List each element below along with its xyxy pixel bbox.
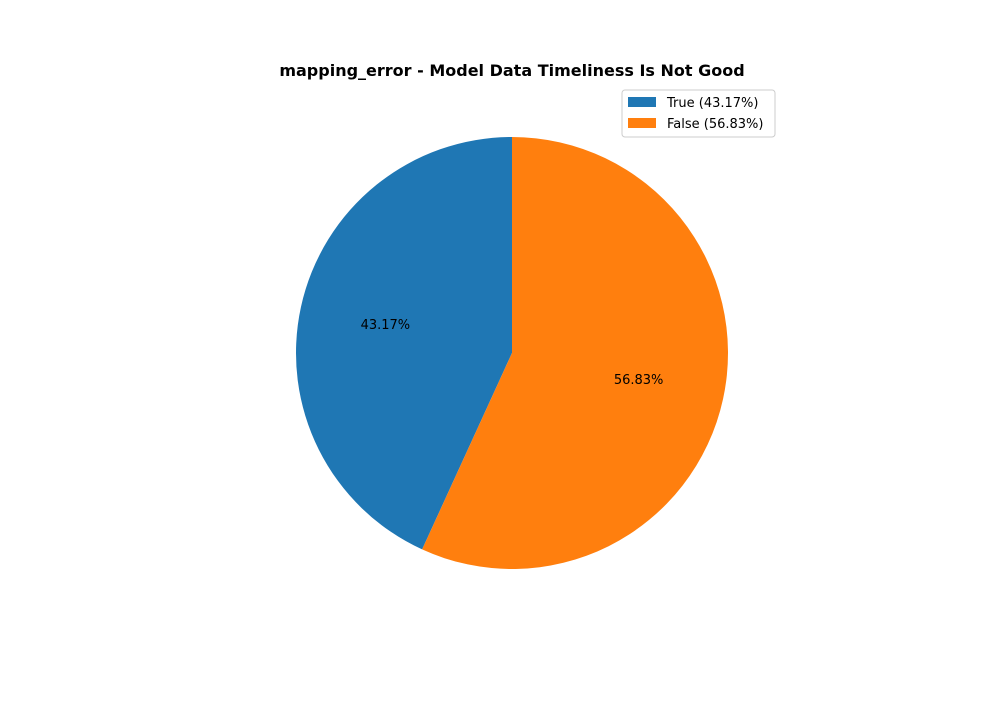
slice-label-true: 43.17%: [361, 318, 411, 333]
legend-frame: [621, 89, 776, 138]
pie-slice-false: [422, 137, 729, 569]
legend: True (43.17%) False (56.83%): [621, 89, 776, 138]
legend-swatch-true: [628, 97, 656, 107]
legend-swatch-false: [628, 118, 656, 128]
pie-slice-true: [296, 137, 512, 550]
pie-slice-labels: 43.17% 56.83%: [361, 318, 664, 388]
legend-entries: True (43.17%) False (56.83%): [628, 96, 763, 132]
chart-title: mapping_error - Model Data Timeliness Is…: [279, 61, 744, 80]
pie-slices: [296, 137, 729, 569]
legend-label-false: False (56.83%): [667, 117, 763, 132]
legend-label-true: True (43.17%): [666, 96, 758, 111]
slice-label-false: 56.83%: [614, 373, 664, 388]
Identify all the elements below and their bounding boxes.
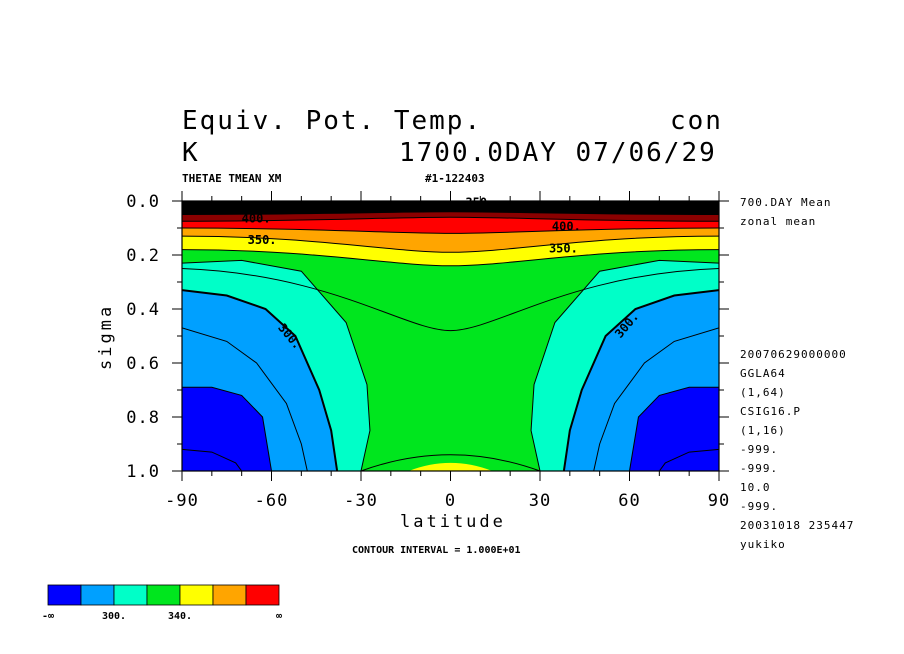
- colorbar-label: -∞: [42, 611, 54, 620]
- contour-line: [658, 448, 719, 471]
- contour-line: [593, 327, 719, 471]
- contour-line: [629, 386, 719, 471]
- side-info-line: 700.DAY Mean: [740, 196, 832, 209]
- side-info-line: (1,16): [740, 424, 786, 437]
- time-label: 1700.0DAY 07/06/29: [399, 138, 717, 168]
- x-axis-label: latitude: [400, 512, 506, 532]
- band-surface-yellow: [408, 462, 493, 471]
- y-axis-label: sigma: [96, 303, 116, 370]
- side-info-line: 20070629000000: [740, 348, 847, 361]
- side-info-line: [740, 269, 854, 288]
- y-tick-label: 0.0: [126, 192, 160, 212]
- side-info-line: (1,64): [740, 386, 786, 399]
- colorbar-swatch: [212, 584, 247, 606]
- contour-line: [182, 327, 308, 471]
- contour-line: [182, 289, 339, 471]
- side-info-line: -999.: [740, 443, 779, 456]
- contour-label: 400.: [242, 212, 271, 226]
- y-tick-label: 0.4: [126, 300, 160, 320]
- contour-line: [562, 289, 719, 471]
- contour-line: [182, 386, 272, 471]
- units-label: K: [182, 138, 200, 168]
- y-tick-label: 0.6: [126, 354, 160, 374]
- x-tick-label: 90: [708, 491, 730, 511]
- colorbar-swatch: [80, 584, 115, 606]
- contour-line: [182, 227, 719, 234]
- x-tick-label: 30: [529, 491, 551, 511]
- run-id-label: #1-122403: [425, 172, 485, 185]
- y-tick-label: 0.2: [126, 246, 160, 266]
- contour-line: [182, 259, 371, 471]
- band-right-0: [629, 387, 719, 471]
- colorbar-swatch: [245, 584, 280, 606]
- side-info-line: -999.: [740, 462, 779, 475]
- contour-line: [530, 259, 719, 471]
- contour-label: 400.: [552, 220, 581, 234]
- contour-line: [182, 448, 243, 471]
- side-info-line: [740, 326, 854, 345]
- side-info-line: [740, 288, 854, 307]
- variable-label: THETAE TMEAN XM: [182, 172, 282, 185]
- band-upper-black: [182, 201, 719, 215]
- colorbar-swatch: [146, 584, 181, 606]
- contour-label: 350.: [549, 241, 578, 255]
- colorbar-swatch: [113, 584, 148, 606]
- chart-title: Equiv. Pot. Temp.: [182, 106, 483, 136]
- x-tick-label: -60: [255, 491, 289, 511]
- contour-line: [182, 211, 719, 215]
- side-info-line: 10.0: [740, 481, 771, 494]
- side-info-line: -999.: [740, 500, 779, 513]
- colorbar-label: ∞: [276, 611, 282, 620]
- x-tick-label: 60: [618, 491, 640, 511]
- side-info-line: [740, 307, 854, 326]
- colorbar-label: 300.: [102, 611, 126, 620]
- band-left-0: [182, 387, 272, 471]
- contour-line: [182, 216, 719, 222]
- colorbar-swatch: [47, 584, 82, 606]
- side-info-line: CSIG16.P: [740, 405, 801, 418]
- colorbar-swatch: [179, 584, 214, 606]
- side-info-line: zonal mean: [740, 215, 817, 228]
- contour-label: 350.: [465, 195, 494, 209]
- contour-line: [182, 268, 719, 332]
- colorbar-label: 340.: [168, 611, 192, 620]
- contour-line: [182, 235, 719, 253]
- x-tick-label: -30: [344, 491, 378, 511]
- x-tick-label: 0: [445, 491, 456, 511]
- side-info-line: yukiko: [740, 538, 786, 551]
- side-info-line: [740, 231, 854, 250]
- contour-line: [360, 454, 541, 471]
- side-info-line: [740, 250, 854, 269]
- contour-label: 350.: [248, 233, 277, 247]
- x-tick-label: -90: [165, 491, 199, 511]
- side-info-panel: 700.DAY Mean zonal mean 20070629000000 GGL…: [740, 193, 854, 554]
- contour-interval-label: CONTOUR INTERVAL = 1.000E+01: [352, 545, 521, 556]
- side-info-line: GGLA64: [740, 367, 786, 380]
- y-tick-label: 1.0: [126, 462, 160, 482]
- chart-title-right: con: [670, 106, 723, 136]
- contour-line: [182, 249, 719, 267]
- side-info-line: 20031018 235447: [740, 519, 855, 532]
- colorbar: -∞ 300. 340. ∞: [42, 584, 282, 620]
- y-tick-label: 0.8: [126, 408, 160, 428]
--*--
• ENUNCIADO: Converta todas as linhas acima em uma lista JSON de strings, com uma string para cada linha e sem as linhas em branco. Deixe as imagens fora da resposta.

• SAÍDA DO EXERCÍCIO:
[
  "List each element below along with its xyxy pixel bbox.",
  "slice-label-true: 43.17%: [361, 318, 411, 333]",
  "legend-frame: [621, 89, 776, 138]",
  "pie-slice-false: [422, 137, 729, 569]",
  "legend: True (43.17%) False (56.83%): [621, 89, 776, 138]",
  "legend-swatch-true: [628, 97, 656, 107]",
  "legend-swatch-false: [628, 118, 656, 128]",
  "pie-slice-true: [296, 137, 512, 550]",
  "pie-slice-labels: 43.17% 56.83%: [361, 318, 664, 388]",
  "legend-entries: True (43.17%) False (56.83%): [628, 96, 763, 132]",
  "chart-title: mapping_error - Model Data Timeliness Is…: [279, 61, 744, 80]",
  "pie-slices: [296, 137, 729, 569]",
  "legend-label-false: False (56.83%): [667, 117, 763, 132]",
  "legend-label-true: True (43.17%): [666, 96, 758, 111]",
  "slice-label-false: 56.83%: [614, 373, 664, 388]",
  "Identify all the elements below and their bounding boxes.",
  "- colorbar-label: -∞: [42, 611, 54, 620]",
  "- contour-line: [658, 448, 719, 471]",
  "- contour-line: [593, 327, 719, 471]",
  "- contour-line: [629, 386, 719, 471]",
  "- side-info-line: 700.DAY Mean: [740, 196, 832, 209]",
  "- side-info-line: (1,16): [740, 424, 786, 437]",
  "- time-label: 1700.0DAY 07/06/29: [399, 138, 717, 168]",
  "- x-axis-label: latitude: [400, 512, 506, 532]",
  "- band-surface-yellow: [408, 462, 493, 471]",
  "- y-axis-label: sigma: [96, 303, 116, 370]",
  "- side-info-line: 20070629000000: [740, 348, 847, 361]",
  "- side-info-line: [740, 269, 854, 288]",
  "- y-tick-label: 0.0: [126, 192, 160, 212]",
  "- side-info-line: (1,64): [740, 386, 786, 399]",
  "- colorbar-swatch: [212, 584, 247, 606]",
  "- contour-line: [182, 327, 308, 471]",
  "- contour-line: [182, 289, 339, 471]",
  "- side-info-line: -999.: [740, 443, 779, 456]",
  "- contour-label: 400.: [242, 212, 271, 226]",
  "- y-tick-label: 0.4: [126, 300, 160, 320]",
  "- contour-line: [562, 289, 719, 471]",
  "- contour-line: [182, 386, 272, 471]",
  "- units-label: K: [182, 138, 200, 168]",
  "- y-tick-label: 0.6: [126, 354, 160, 374]",
  "- x-tick-label: 90: [708, 491, 730, 511]",
  "- colorbar-swatch: [80, 584, 115, 606]",
  "- contour-line: [182, 227, 719, 234]",
  "- x-tick-label: 30: [529, 491, 551, 511]",
  "- run-id-label: #1-122403: [425, 172, 485, 185]",
  "- y-tick-label: 0.2: [126, 246, 160, 266]",
  "- contour-line: [182, 259, 371, 471]",
  "- band-right-0: [629, 387, 719, 471]",
  "- colorbar-swatch: [245, 584, 280, 606]",
  "- side-info-line: -999.: [740, 462, 779, 475]",
  "- contour-line: [530, 259, 719, 471]",
  "- contour-label: 400.: [552, 220, 581, 234]",
  "- contour-line: [182, 448, 243, 471]",
  "- side-info-line: [740, 326, 854, 345]",
  "- side-info-line: [740, 288, 854, 307]",
  "- variable-label: THETAE TMEAN XM: [182, 172, 282, 185]",
  "- band-upper-black: [182, 201, 719, 215]",
  "- colorbar-swatch: [146, 584, 181, 606]",
  "- contour-label: 350.: [549, 241, 578, 255]",
  "- colorbar-swatch: [113, 584, 148, 606]",
  "- chart-title: Equiv. Pot. Temp.: [182, 106, 483, 136]",
  "- x-tick-label: -60: [255, 491, 289, 511]",
  "- contour-line: [182, 211, 719, 215]",
  "- side-info-line: 10.0: [740, 481, 771, 494]",
  "- side-info-line: -999.: [740, 500, 779, 513]",
  "- colorbar-label: ∞: [276, 611, 282, 620]",
  "- x-tick-label: 60: [618, 491, 640, 511]",
  "- side-info-line: [740, 307, 854, 326]",
  "- colorbar-label: 300.: [102, 611, 126, 620]",
  "- band-left-0: [182, 387, 272, 471]",
  "- contour-line: [182, 216, 719, 222]",
  "- colorbar-swatch: [47, 584, 82, 606]",
  "- side-info-line: CSIG16.P: [740, 405, 801, 418]",
  "- colorbar-swatch: [179, 584, 214, 606]",
  "- side-info-line: zonal mean: [740, 215, 817, 228]",
  "- contour-label: 350.: [465, 195, 494, 209]",
  "- contour-line: [182, 268, 719, 332]",
  "- colorbar-label: 340.: [168, 611, 192, 620]",
  "- contour-line: [182, 235, 719, 253]",
  "- x-tick-label: -30: [344, 491, 378, 511]",
  "- x-tick-label: 0: [445, 491, 456, 511]",
  "- side-info-line: yukiko: [740, 538, 786, 551]",
  "- side-info-line: [740, 231, 854, 250]",
  "- contour-line: [360, 454, 541, 471]",
  "- side-info-line: [740, 250, 854, 269]",
  "- contour-label: 350.: [248, 233, 277, 247]",
  "- x-tick-label: -90: [165, 491, 199, 511]",
  "- side-info-panel: 700.DAY Mean zonal mean 20070629000000 GGL…: [740, 193, 854, 554]",
  "- contour-interval-label: CONTOUR INTERVAL = 1.000E+01: [352, 545, 521, 556]",
  "- side-info-line: GGLA64: [740, 367, 786, 380]",
  "- y-tick-label: 1.0: [126, 462, 160, 482]",
  "- chart-title-right: con: [670, 106, 723, 136]",
  "- contour-line: [182, 249, 719, 267]",
  "- side-info-line: 20031018 235447: [740, 519, 855, 532]",
  "- colorbar: -∞ 300. 340. ∞: [42, 584, 282, 620]",
  "- y-tick-label: 0.8: [126, 408, 160, 428]"
]